Brief | Repeat the data below exactly, with every entry included.

Dataset items

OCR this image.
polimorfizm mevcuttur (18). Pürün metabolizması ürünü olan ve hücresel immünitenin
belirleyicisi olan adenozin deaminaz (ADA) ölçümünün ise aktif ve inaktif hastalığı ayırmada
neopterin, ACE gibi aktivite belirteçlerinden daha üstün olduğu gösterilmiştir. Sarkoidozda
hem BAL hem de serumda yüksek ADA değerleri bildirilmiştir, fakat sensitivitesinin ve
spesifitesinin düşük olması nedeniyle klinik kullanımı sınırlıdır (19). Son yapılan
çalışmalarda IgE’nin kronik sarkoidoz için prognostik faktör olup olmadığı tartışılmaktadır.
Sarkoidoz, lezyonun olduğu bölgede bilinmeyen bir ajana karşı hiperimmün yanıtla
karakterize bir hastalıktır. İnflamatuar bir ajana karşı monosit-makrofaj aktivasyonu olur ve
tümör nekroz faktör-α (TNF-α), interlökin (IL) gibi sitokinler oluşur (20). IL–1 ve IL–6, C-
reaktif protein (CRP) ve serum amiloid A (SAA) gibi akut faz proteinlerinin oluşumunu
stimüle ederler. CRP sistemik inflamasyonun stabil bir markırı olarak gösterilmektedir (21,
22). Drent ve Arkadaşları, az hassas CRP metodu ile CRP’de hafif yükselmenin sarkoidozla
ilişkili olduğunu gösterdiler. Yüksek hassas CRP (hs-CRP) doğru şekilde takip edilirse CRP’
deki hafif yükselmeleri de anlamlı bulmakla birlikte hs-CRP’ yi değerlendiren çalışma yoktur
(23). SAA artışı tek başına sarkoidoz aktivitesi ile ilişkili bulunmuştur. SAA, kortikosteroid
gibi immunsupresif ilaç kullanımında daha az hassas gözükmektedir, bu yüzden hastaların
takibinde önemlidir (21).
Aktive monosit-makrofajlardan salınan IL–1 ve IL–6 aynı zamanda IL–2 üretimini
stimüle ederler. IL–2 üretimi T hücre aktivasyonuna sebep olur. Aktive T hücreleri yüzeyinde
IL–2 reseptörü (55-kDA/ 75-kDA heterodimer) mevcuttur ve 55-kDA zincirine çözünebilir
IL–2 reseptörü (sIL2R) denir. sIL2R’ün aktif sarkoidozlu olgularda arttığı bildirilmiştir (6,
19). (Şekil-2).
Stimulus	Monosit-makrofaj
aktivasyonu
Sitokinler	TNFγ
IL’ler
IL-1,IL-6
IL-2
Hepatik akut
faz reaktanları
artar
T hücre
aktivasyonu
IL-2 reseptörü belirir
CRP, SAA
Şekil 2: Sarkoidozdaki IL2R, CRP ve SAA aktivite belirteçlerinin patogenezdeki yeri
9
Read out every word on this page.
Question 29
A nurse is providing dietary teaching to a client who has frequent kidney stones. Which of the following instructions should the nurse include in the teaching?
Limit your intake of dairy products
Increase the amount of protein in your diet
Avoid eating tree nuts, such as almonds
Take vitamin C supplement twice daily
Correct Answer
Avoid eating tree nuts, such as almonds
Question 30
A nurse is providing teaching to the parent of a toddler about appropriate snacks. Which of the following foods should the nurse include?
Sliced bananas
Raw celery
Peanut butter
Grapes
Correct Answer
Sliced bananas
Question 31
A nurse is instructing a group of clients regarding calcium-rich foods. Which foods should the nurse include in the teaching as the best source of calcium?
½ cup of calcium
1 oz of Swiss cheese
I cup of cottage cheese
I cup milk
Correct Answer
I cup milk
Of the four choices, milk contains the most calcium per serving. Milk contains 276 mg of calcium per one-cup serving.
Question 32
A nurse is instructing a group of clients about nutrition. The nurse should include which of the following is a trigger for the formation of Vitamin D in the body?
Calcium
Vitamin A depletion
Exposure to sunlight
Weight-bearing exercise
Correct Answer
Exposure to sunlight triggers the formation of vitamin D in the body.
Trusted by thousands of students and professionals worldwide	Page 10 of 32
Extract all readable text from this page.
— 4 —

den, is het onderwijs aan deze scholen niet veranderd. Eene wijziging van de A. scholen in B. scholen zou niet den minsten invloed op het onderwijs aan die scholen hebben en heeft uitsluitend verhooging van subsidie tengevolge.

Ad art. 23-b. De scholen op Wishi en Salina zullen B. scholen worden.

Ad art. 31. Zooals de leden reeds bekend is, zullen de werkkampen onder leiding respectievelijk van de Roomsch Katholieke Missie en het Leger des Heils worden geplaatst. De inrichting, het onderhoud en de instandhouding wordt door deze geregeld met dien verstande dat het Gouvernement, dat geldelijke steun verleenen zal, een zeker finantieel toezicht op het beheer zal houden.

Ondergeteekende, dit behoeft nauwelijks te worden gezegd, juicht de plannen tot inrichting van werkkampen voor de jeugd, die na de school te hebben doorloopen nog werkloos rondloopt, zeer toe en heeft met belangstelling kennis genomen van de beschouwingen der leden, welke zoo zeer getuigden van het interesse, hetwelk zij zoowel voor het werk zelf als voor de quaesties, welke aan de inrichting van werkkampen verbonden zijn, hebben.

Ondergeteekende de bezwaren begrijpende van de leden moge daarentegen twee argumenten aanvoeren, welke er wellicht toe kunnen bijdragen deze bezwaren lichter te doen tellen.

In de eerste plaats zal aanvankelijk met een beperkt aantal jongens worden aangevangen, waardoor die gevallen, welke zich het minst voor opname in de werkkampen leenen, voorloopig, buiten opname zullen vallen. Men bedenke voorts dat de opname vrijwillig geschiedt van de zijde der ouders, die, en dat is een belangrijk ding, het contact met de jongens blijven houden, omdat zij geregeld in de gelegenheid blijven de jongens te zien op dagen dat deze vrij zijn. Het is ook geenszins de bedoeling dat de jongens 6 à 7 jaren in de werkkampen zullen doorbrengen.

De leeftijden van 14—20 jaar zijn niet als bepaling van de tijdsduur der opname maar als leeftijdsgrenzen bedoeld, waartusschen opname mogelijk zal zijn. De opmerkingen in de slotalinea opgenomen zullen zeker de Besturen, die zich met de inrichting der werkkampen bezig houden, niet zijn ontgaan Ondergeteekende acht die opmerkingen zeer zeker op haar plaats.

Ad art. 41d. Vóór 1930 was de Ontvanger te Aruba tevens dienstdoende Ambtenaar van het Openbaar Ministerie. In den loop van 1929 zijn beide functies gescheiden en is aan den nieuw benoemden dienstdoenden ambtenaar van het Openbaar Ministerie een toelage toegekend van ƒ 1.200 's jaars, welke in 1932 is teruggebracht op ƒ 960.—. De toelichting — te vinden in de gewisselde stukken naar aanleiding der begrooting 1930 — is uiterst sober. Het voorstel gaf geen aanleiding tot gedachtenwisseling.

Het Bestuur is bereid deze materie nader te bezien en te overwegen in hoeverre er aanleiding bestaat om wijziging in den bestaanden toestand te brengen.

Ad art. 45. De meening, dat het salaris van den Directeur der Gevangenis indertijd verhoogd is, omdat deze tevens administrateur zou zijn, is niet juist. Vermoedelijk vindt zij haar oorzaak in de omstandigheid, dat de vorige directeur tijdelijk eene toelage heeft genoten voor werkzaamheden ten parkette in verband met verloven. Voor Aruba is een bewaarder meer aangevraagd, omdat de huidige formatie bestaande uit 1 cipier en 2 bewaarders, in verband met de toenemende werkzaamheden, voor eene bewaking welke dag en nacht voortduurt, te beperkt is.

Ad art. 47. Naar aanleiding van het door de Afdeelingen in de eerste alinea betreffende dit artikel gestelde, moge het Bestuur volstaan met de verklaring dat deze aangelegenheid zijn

Answer space |
OCR this image.
polimorfizm mevcuttur (18). Pürün metabolizması ürünü olan ve hücresel immünitenin
belirleyicisi olan adenozin deaminaz (ADA) ölçümünün ise aktif ve inaktif hastalığı ayırmada
neopterin, ACE gibi aktivite belirteçlerinden daha üstün olduğu gösterilmiştir. Sarkoidozda
hem BAL hem de serumda yüksek ADA değerleri bildirilmiştir, fakat sensitivitesinin ve
spesifitesinin düşük olması nedeniyle klinik kullanımı sınırlıdır (19). Son yapılan
çalışmalarda IgE’nin kronik sarkoidoz için prognostik faktör olup olmadığı tartışılmaktadır.
Sarkoidoz, lezyonun olduğu bölgede bilinmeyen bir ajana karşı hiperimmün yanıtla
karakterize bir hastalıktır. İnflamatuar bir ajana karşı monosit-makrofaj aktivasyonu olur ve
tümör nekroz faktör-α (TNF-α), interlökin (IL) gibi sitokinler oluşur (20). IL–1 ve IL–6, C-
reaktif protein (CRP) ve serum amiloid A (SAA) gibi akut faz proteinlerinin oluşumunu
stimüle ederler. CRP sistemik inflamasyonun stabil bir markırı olarak gösterilmektedir (21,
22). Drent ve Arkadaşları, az hassas CRP metodu ile CRP’de hafif yükselmenin sarkoidozla
ilişkili olduğunu gösterdiler. Yüksek hassas CRP (hs-CRP) doğru şekilde takip edilirse CRP’
deki hafif yükselmeleri de anlamlı bulmakla birlikte hs-CRP’ yi değerlendiren çalışma yoktur
(23). SAA artışı tek başına sarkoidoz aktivitesi ile ilişkili bulunmuştur. SAA, kortikosteroid
gibi immunsupresif ilaç kullanımında daha az hassas gözükmektedir, bu yüzden hastaların
takibinde önemlidir (21).
Aktive monosit-makrofajlardan salınan IL–1 ve IL–6 aynı zamanda IL–2 üretimini
stimüle ederler. IL–2 üretimi T hücre aktivasyonuna sebep olur. Aktive T hücreleri yüzeyinde
IL–2 reseptörü (55-kDA/ 75-kDA heterodimer) mevcuttur ve 55-kDA zincirine çözünebilir
IL–2 reseptörü (sIL2R) denir. sIL2R’ün aktif sarkoidozlu olgularda arttığı bildirilmiştir (6,
19). (Şekil-2).
Stimulus	Monosit-makrofaj
aktivasyonu
Sitokinler	TNFγ
IL’ler
IL-1,IL-6
IL-2
Hepatik akut
faz reaktanları
artar
T hücre
aktivasyonu
IL-2 reseptörü belirir
CRP, SAA
Şekil 2: Sarkoidozdaki IL2R, CRP ve SAA aktivite belirteçlerinin patogenezdeki yeri
9
Read out every word on this page.
Question 29
A nurse is providing dietary teaching to a client who has frequent kidney stones. Which of the following instructions should the nurse include in the teaching?
Limit your intake of dairy products
Increase the amount of protein in your diet
Avoid eating tree nuts, such as almonds
Take vitamin C supplement twice daily
Correct Answer
Avoid eating tree nuts, such as almonds
Question 30
A nurse is providing teaching to the parent of a toddler about appropriate snacks. Which of the following foods should the nurse include?
Sliced bananas
Raw celery
Peanut butter
Grapes
Correct Answer
Sliced bananas
Question 31
A nurse is instructing a group of clients regarding calcium-rich foods. Which foods should the nurse include in the teaching as the best source of calcium?
½ cup of calcium
1 oz of Swiss cheese
I cup of cottage cheese
I cup milk
Correct Answer
I cup milk
Of the four choices, milk contains the most calcium per serving. Milk contains 276 mg of calcium per one-cup serving.
Question 32
A nurse is instructing a group of clients about nutrition. The nurse should include which of the following is a trigger for the formation of Vitamin D in the body?
Calcium
Vitamin A depletion
Exposure to sunlight
Weight-bearing exercise
Correct Answer
Exposure to sunlight triggers the formation of vitamin D in the body.
Trusted by thousands of students and professionals worldwide	Page 10 of 32
Extract all readable text from this page.
— 4 —

den, is het onderwijs aan deze scholen niet veranderd. Eene wijziging van de A. scholen in B. scholen zou niet den minsten invloed op het onderwijs aan die scholen hebben en heeft uitsluitend verhooging van subsidie tengevolge.

Ad art. 23-b. De scholen op Wishi en Salina zullen B. scholen worden.

Ad art. 31. Zooals de leden reeds bekend is, zullen de werkkampen onder leiding respectievelijk van de Roomsch Katholieke Missie en het Leger des Heils worden geplaatst. De inrichting, het onderhoud en de instandhouding wordt door deze geregeld met dien verstande dat het Gouvernement, dat geldelijke steun verleenen zal, een zeker finantieel toezicht op het beheer zal houden.

Ondergeteekende, dit behoeft nauwelijks te worden gezegd, juicht de plannen tot inrichting van werkkampen voor de jeugd, die na de school te hebben doorloopen nog werkloos rondloopt, zeer toe en heeft met belangstelling kennis genomen van de beschouwingen der leden, welke zoo zeer getuigden van het interesse, hetwelk zij zoowel voor het werk zelf als voor de quaesties, welke aan de inrichting van werkkampen verbonden zijn, hebben.

Ondergeteekende de bezwaren begrijpende van de leden moge daarentegen twee argumenten aanvoeren, welke er wellicht toe kunnen bijdragen deze bezwaren lichter te doen tellen.

In de eerste plaats zal aanvankelijk met een beperkt aantal jongens worden aangevangen, waardoor die gevallen, welke zich het minst voor opname in de werkkampen leenen, voorloopig, buiten opname zullen vallen. Men bedenke voorts dat de opname vrijwillig geschiedt van de zijde der ouders, die, en dat is een belangrijk ding, het contact met de jongens blijven houden, omdat zij geregeld in de gelegenheid blijven de jongens te zien op dagen dat deze vrij zijn. Het is ook geenszins de bedoeling dat de jongens 6 à 7 jaren in de werkkampen zullen doorbrengen.

De leeftijden van 14—20 jaar zijn niet als bepaling van de tijdsduur der opname maar als leeftijdsgrenzen bedoeld, waartusschen opname mogelijk zal zijn. De opmerkingen in de slotalinea opgenomen zullen zeker de Besturen, die zich met de inrichting der werkkampen bezig houden, niet zijn ontgaan Ondergeteekende acht die opmerkingen zeer zeker op haar plaats.

Ad art. 41d. Vóór 1930 was de Ontvanger te Aruba tevens dienstdoende Ambtenaar van het Openbaar Ministerie. In den loop van 1929 zijn beide functies gescheiden en is aan den nieuw benoemden dienstdoenden ambtenaar van het Openbaar Ministerie een toelage toegekend van ƒ 1.200 's jaars, welke in 1932 is teruggebracht op ƒ 960.—. De toelichting — te vinden in de gewisselde stukken naar aanleiding der begrooting 1930 — is uiterst sober. Het voorstel gaf geen aanleiding tot gedachtenwisseling.

Het Bestuur is bereid deze materie nader te bezien en te overwegen in hoeverre er aanleiding bestaat om wijziging in den bestaanden toestand te brengen.

Ad art. 45. De meening, dat het salaris van den Directeur der Gevangenis indertijd verhoogd is, omdat deze tevens administrateur zou zijn, is niet juist. Vermoedelijk vindt zij haar oorzaak in de omstandigheid, dat de vorige directeur tijdelijk eene toelage heeft genoten voor werkzaamheden ten parkette in verband met verloven. Voor Aruba is een bewaarder meer aangevraagd, omdat de huidige formatie bestaande uit 1 cipier en 2 bewaarders, in verband met de toenemende werkzaamheden, voor eene bewaking welke dag en nacht voortduurt, te beperkt is.

Ad art. 47. Naar aanleiding van het door de Afdeelingen in de eerste alinea betreffende dit artikel gestelde, moge het Bestuur volstaan met de verklaring dat deze aangelegenheid zijn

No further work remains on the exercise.